:: Metinden Bölüm ::
▬▬▬

MİLLÎ EĞİTİMDE İŞLENEN ANAYASA SUÇU!

Erozyon biraz zayıf kalır

Değerler erozyonunun yaşandığı bir gerçek. Ki artık değerlerin kaybı aşamasına geldi. Bu da toplumda bir kimlik krizine doğru yaklaşıyor.

Kimlik krizi çünkü AKP 3 Kasım 2002 seçimlerinden hemen sonra kimlik sorgulamasına başladı. “Ne Mutlu Türküm Diyene dediniz ne oldu? Hâlbuki Türk, Kürt, Laz, Çerkez… 26 etnik grup” diyordu. Bugünlerde bunu “Türk, Kürt, Arap, Sünni, Alevi” beşli ayrımına getirdi.

Türk kimliğini güçlendiren en güçlü değer din idi. Din, kimlik oluşurken bireyin vicdanı üzerindeki en büyük etkendi. Hani “herkesin polisi kendi vicdanıdır” ya, işte toplum bu ölçüyü yitirdi.

İlk yazıyı cumhuriyetin kuruluşunda, “dini grupların hepsi de ortadan kaldırıldı. İnsanlar dinlerini, rahatça ve kendileri olarak yaşamaya başladılar. Ve en önemlisi de din egemenlik sahasından ve iktidar yarışından çıkarıldı. Din kazanmıştı.” diye bitirmiştim. 

Din vicdanları besleyen kaynak iken tekrar iktidar olmak ve iktidarı devam ettirmek için araç hâline getirildi. İktidar da bir anlamda zenginleşme kaynağıydı. Dolayısıyla din aynı zamanda zenginleşme aleti oldu. Yani bu sefer, dine kazandıkları kaybettirildi. 

En acısı da, iktidar itirazları devlet gücünü kullanarak bastırınca, insanlar iktidar yerine dinden uzaklaşmaya başladı.

Vuruşarak çekilmek

Anayasa Madde 174 “Anayasanın hiçbir hükmü, Türk toplumunu çağdaş uygarlık seviyesinin üstüne çıkarma ve Türkiye Cumhuriyeti’nin lâiklik niteliğini koruma amacını güden, aşağıda gösterilen inkılâp kanunlarının, Anayasanın halkoyu ile kabul edildiği tarihte yürürlükte bulunan hükümlerinin, Anayasaya aykırı olduğu şeklinde anlaşılamaz ve yorumlanamaz:” der.

‘Aşağıda gösterilen kanunların’ ilk sırasındaki de “3 Mart 1340 tarihli ve 430 sayılı Tevhidi Tedrisat Kanunu”dur.

Tevhidi Tedrisat değişsin veya kalksın demek düşünce özgürlüğüdür. Ancak Tevhidi Tedrisatı fiilen kaldırmak anayasa suçudur. Cezası da kanunlarda bellidir.

▬▬▬

:: Görev Koşulları ::
1 – Aşağıdaki satırlardan, ilk satırdan "- legend-label: W+jets: [298, 116, 344, 132]" ifadesini içeren satıra kadar her şeyi, iki uçtaki satırlar da dahil olmak üzere, hiç değiştirmeden çıkarınız.
2 – Tevhidi Tedrisat ve anayasa suçu üzerine olan yukarıdaki metni kaldığı yerden devam ettiriniz.

▬▬▬

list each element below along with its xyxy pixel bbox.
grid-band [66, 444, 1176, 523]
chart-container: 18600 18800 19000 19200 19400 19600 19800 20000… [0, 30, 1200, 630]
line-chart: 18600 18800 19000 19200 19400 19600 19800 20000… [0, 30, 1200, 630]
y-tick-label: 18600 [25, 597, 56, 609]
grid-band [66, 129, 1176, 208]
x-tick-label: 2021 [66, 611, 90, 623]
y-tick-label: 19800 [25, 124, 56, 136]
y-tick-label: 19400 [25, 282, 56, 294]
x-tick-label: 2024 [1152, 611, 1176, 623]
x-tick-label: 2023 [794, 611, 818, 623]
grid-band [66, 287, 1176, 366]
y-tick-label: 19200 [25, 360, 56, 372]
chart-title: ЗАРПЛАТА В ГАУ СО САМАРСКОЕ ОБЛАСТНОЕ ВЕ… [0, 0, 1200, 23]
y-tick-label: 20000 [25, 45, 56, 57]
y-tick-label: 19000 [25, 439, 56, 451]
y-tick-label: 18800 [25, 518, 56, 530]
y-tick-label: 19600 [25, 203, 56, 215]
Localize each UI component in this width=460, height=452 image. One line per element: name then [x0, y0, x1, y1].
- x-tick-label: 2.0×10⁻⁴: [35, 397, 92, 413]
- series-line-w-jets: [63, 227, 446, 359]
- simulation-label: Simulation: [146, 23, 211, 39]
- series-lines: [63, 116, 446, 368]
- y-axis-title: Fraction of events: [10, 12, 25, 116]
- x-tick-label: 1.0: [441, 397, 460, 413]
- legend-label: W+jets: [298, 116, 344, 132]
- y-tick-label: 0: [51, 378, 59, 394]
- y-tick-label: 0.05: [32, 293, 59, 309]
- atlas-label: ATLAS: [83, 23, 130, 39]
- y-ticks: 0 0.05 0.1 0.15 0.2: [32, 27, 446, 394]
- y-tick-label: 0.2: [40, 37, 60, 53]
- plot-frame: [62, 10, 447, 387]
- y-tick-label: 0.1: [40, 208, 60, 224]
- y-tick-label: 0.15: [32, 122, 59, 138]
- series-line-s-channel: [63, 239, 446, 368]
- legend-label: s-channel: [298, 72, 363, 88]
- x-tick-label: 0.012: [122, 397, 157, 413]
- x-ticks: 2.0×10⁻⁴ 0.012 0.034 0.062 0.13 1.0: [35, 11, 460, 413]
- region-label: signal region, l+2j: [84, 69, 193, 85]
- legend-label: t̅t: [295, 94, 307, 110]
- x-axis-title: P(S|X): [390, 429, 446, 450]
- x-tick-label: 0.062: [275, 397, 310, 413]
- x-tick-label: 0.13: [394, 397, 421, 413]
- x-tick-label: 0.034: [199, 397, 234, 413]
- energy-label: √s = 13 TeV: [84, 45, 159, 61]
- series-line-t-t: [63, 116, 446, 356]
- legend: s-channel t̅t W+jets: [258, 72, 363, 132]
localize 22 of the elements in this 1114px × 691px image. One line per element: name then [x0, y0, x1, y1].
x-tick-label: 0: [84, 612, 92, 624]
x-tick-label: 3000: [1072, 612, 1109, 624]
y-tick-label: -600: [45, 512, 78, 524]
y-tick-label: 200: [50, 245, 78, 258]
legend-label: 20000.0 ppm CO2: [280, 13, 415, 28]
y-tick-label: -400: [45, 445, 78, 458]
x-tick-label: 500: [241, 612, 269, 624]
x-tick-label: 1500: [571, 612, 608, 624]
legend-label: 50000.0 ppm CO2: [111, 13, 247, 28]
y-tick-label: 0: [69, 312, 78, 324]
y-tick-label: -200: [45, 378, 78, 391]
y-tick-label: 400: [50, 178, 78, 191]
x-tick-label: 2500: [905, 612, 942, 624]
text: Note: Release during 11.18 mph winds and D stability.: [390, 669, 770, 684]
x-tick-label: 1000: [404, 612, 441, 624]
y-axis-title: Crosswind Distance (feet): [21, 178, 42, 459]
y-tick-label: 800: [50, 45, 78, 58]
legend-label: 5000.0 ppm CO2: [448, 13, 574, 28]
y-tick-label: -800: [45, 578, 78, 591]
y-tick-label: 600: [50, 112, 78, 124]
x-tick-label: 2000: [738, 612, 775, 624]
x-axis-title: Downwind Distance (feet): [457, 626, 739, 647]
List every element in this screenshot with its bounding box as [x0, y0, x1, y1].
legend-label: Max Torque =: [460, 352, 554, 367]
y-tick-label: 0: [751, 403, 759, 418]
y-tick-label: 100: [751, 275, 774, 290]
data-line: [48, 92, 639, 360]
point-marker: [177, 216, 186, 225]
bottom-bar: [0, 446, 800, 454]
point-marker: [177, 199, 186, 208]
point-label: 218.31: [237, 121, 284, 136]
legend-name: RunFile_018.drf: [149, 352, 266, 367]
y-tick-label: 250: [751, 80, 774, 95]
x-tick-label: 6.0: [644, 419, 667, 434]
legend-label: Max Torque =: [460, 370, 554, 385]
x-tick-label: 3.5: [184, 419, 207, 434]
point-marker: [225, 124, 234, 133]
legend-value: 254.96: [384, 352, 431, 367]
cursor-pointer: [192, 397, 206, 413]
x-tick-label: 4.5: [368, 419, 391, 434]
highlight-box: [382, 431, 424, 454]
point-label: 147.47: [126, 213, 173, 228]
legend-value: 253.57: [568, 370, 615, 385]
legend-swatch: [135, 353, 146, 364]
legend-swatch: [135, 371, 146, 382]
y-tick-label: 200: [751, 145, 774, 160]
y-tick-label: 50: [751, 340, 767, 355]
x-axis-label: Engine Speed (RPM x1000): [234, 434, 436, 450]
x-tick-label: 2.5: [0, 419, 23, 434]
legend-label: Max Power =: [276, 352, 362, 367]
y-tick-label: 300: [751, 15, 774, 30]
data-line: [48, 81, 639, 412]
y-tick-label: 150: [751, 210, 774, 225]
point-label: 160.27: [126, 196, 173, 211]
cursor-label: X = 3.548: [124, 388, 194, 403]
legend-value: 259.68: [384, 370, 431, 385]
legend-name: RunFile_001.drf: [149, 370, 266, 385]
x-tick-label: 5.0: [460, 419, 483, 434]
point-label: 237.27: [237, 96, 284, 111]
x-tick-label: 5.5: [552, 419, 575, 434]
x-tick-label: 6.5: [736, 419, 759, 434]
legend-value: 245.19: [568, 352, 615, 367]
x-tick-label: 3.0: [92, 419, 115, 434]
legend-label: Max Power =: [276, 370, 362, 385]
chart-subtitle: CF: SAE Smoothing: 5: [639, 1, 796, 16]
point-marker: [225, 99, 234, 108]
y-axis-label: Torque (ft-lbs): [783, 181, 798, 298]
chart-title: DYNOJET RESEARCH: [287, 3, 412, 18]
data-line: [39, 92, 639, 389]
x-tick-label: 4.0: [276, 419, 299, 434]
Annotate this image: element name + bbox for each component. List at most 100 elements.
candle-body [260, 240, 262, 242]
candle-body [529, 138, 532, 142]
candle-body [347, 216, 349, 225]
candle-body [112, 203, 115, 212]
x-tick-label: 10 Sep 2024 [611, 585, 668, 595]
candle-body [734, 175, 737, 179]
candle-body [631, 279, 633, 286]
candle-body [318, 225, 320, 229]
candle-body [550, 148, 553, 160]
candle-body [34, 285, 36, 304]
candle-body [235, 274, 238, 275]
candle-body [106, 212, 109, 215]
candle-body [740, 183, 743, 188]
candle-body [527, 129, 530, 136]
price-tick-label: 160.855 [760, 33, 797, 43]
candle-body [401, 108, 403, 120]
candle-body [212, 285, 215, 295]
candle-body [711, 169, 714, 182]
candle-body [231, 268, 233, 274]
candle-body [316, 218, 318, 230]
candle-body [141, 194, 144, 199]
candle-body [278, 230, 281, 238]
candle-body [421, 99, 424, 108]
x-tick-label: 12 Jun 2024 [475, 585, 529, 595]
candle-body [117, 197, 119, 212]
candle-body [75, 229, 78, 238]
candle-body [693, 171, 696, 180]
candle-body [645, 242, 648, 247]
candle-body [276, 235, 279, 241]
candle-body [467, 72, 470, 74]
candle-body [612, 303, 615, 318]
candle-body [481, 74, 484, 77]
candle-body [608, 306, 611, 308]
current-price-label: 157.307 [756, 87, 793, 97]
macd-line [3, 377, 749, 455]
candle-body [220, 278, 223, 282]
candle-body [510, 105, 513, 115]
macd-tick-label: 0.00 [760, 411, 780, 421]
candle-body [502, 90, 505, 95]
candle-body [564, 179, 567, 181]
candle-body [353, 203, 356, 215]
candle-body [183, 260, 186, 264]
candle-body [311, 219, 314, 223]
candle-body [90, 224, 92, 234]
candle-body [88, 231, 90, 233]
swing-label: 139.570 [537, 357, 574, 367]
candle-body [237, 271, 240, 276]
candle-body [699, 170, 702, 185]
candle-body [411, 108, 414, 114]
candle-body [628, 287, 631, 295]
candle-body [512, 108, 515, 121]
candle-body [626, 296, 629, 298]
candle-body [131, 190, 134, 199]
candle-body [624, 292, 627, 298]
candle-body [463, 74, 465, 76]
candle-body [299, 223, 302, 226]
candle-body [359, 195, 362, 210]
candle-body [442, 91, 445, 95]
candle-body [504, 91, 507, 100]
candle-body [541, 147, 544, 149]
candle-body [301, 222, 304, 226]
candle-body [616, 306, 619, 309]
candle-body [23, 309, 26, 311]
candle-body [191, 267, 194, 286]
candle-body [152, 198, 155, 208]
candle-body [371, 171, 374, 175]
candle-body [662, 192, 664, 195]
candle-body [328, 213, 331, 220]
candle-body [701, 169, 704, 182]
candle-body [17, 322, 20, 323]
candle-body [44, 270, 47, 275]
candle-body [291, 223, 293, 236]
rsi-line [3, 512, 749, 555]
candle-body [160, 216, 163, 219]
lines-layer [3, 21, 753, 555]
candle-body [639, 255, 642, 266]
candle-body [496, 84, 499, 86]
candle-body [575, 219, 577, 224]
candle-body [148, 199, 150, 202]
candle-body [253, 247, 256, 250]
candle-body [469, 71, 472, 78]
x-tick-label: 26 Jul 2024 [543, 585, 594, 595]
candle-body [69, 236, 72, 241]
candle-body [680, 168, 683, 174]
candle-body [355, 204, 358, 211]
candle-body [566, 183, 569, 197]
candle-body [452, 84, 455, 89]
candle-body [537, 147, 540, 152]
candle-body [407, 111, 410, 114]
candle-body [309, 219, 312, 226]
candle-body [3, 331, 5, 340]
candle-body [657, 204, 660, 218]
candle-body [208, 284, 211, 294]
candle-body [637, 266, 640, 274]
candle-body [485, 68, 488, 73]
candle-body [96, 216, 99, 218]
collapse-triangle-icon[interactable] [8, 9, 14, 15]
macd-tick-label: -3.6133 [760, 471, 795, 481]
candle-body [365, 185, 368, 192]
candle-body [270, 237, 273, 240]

▬▬▬

:: Görev Çıktıları ::
1 –
list each element below along with its xyxy pixel bbox.
grid-band [66, 444, 1176, 523]
chart-container: 18600 18800 19000 19200 19400 19600 19800 20000… [0, 30, 1200, 630]
line-chart: 18600 18800 19000 19200 19400 19600 19800 20000… [0, 30, 1200, 630]
y-tick-label: 18600 [25, 597, 56, 609]
grid-band [66, 129, 1176, 208]
x-tick-label: 2021 [66, 611, 90, 623]
y-tick-label: 19800 [25, 124, 56, 136]
y-tick-label: 19400 [25, 282, 56, 294]
x-tick-label: 2024 [1152, 611, 1176, 623]
x-tick-label: 2023 [794, 611, 818, 623]
grid-band [66, 287, 1176, 366]
y-tick-label: 19200 [25, 360, 56, 372]
chart-title: ЗАРПЛАТА В ГАУ СО САМАРСКОЕ ОБЛАСТНОЕ ВЕ… [0, 0, 1200, 23]
y-tick-label: 20000 [25, 45, 56, 57]
y-tick-label: 19000 [25, 439, 56, 451]
y-tick-label: 18800 [25, 518, 56, 530]
y-tick-label: 19600 [25, 203, 56, 215]
Localize each UI component in this width=460, height=452 image. One line per element: name then [x0, y0, x1, y1].
- x-tick-label: 2.0×10⁻⁴: [35, 397, 92, 413]
- series-line-w-jets: [63, 227, 446, 359]
- simulation-label: Simulation: [146, 23, 211, 39]
- series-lines: [63, 116, 446, 368]
- y-axis-title: Fraction of events: [10, 12, 25, 116]
- x-tick-label: 1.0: [441, 397, 460, 413]
- legend-label: W+jets: [298, 116, 344, 132]

2 –
Anayasa’nın 42’nci maddesi de, “Eğitim ve öğretim, Atatürk ilkeleri ve inkılâpları doğrultusunda, … Devletin gözetim ve denetimi altında yapılır. Bu esaslara aykırı eğitim ve öğretim yerleri açılamaz. (3’üncü fıkra) ve “Türkçeden başka hiçbir dil, eğitim ve öğretim kurumlarında Türk vatandaşlarına ana dilleri olarak okutulamaz ve öğretilemez. (9’uncu fıkra)” demektedir.

Ayrıca, son iki ayda Cumhurbaşkanı, AKP Sözcüsü Ömer Çelik ve Cumhurbaşkanlığı Hukuk Politikaları Kurulu Başkanvekili Mehmet Uçum ilk dört madde üzerinde tartışmalardan vazgeçmiş gibi görünmeleri dikkat çekicidir.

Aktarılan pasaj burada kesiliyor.